Cuplikan Dokumen ->
====================

MATERI
KEBIJAKAN PUBLIK: Sekilas Tentang Tahapan-Tahapan Kebijakan Publik
Sumber Gambar: http://banjarmasin.tribunnews.com/2018/08/02/tantangan-implementasi-kebijakan-publik-zaman-now
Secara bahasa
kebijakan publik terdiri dari dua kata yaitu “kebijakan” dan “publik”. Kata
kebijakan atau bisa disebut kebijaksanaan yang dalam KBBI memiliki arti
kepandaian menggunakan akal budinya ( pengalamanan dan pengetahuannya ).
Sedangkan kata publik dalam KBBI memiliki arti orang banyak ( umum ). Sehingga
secara harfiah kebijakan publik dapat diartikan sebagai suatu tindakan-tindakan
pengambilan keputusan yang didasarkan pada nilai kebaikan ( akal budi ) untuk
kepentingan orang banyak.
Untuk
lebih tepatnya, kita dapat menyandarkan pengertian kebijakan publik kepada
pendapat beberapa ahli sebagai berikut:
1. Anderson (Winarno, 2014:21) menyatakan bahwa
“kebijakan merupakan arah tindakan yang mempunyai maksud yang ditetapkan oleh
seorang aktor atau sejumlah aktor dalam mengatasi suatu masalah atau suatu
persoalan”.

====================

Yang Dikerjakan -> Tuliskan kembali bagian teks tentang kebijakan publik yang dimulai dengan "Sedangkan kata publik" dan berlanjut sampai "kepentingan orang banyak.", dengan mengganti "nilai kebaikan" menjadi "nilai moral".

====================

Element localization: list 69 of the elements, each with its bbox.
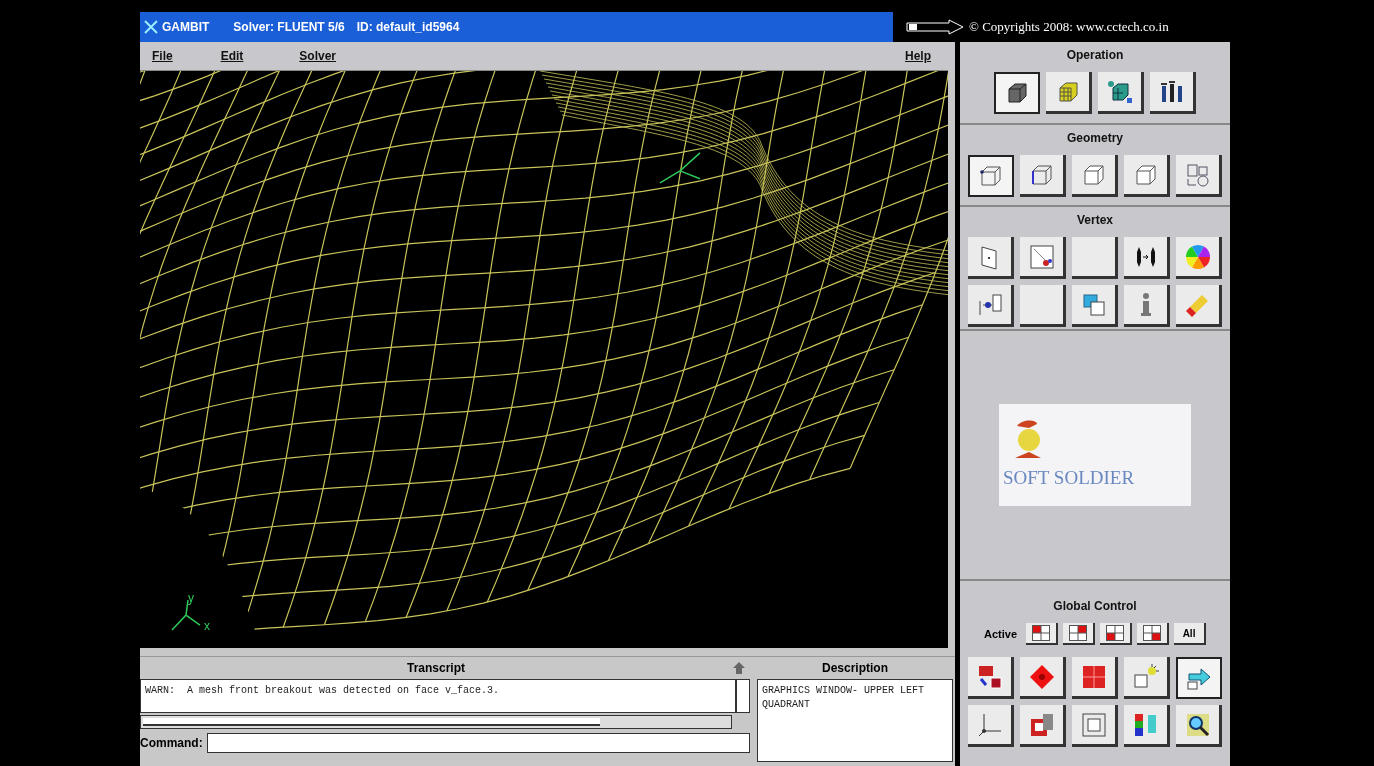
description-text: GRAPHICS WINDOW- UPPER LEFT QUADRANT [757, 679, 953, 762]
tool-button[interactable] [1176, 285, 1222, 327]
section-title: Vertex [1077, 212, 1113, 229]
tool-button[interactable] [1176, 657, 1222, 699]
tool-button[interactable] [1020, 237, 1066, 279]
tool-button[interactable] [1072, 657, 1118, 699]
x-logo-icon [144, 20, 158, 34]
arrow-icon [905, 19, 965, 35]
tool-button[interactable] [1072, 237, 1118, 279]
tool-button[interactable] [1124, 657, 1170, 699]
menu-item[interactable]: Edit [220, 47, 244, 65]
horizontal-scrollbar[interactable] [140, 715, 732, 729]
light-icon [1131, 662, 1160, 691]
tool-button[interactable] [1124, 705, 1170, 747]
section-title: Operation [1066, 47, 1124, 64]
quadrant-button[interactable] [1137, 623, 1169, 645]
tool-button[interactable] [1020, 285, 1066, 327]
active-label: Active [984, 626, 1017, 642]
command-field[interactable] [206, 733, 750, 753]
quadrant-icon [1032, 625, 1050, 641]
tool-button[interactable] [1072, 285, 1118, 327]
id-label: ID: default_id5964 [356, 19, 460, 36]
vertical-scrollbar[interactable] [736, 679, 750, 713]
menu-item[interactable]: File [152, 47, 173, 65]
line-point-icon [1027, 242, 1056, 271]
quadrant-icon [1106, 625, 1124, 641]
tool-button[interactable] [994, 72, 1040, 114]
tool-button[interactable] [1124, 155, 1170, 197]
color-wheel-icon [1183, 242, 1212, 271]
axis-label: x [204, 619, 210, 634]
tool-button[interactable] [1124, 237, 1170, 279]
tool-button[interactable] [1124, 285, 1170, 327]
all-quadrants-button[interactable]: All [1174, 623, 1206, 645]
tool-button[interactable] [968, 155, 1014, 197]
tool-button[interactable] [968, 705, 1014, 747]
app-title: GAMBIT [144, 18, 210, 36]
tool-button[interactable] [1046, 72, 1092, 114]
tool-button[interactable] [1176, 237, 1222, 279]
quadrant-button[interactable] [1100, 623, 1132, 645]
menu-item[interactable]: Solver [299, 47, 337, 65]
tool-button[interactable] [1020, 657, 1066, 699]
tool-button[interactable] [1072, 705, 1118, 747]
solver-label: Solver: FLUENT 5/6 [233, 19, 345, 36]
description-title: Description [821, 660, 889, 677]
transcript-title: Transcript [406, 660, 466, 677]
tool-button[interactable] [1176, 155, 1222, 197]
tool-button[interactable] [968, 285, 1014, 327]
axis-triad-drawing [659, 152, 701, 184]
quadrant-icon [1069, 625, 1087, 641]
logo-text: SOFT SOLDIER [1003, 465, 1135, 490]
section-title: Global Control [1053, 598, 1137, 615]
tool-button[interactable] [1072, 155, 1118, 197]
tool-button[interactable] [1176, 705, 1222, 747]
frame-icon [1079, 710, 1108, 739]
command-label: Command: [140, 735, 203, 752]
axis-label: y [188, 591, 194, 606]
tool-button[interactable] [1020, 705, 1066, 747]
quadrant-icon [1143, 625, 1161, 641]
tool-button[interactable] [1150, 72, 1196, 114]
tool-button[interactable] [1098, 72, 1144, 114]
tool-button[interactable] [968, 657, 1014, 699]
tool-button[interactable] [1020, 155, 1066, 197]
menu-item[interactable]: Help [905, 47, 931, 65]
quadrant-button[interactable] [1026, 623, 1058, 645]
transcript-line: WARN: A mesh front breakout was detected on face v_face.3. [145, 684, 501, 698]
section-title: Geometry [1067, 130, 1123, 147]
tool-button[interactable] [968, 237, 1014, 279]
quadrant-button[interactable] [1063, 623, 1095, 645]
copyright-text: © Copyrights 2008: www.cctech.co.in [969, 18, 1169, 37]
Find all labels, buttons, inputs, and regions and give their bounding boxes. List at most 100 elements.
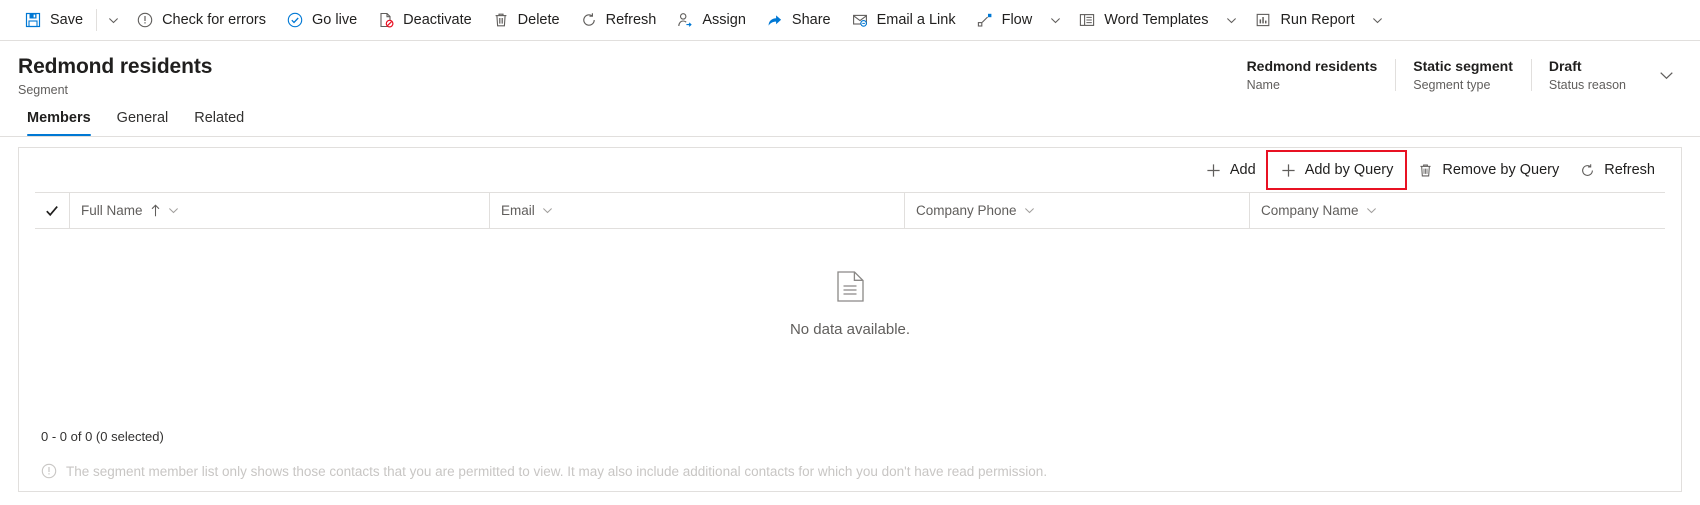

====================

Jawaban Latihan ->
Sedangkan kata publik dalam KBBI memiliki arti orang banyak ( umum ). Sehingga
secara harfiah kebijakan publik dapat diartikan sebagai suatu tindakan-tindakan
pengambilan keputusan yang didasarkan pada nilai moral ( akal budi ) untuk
kepentingan orang banyak.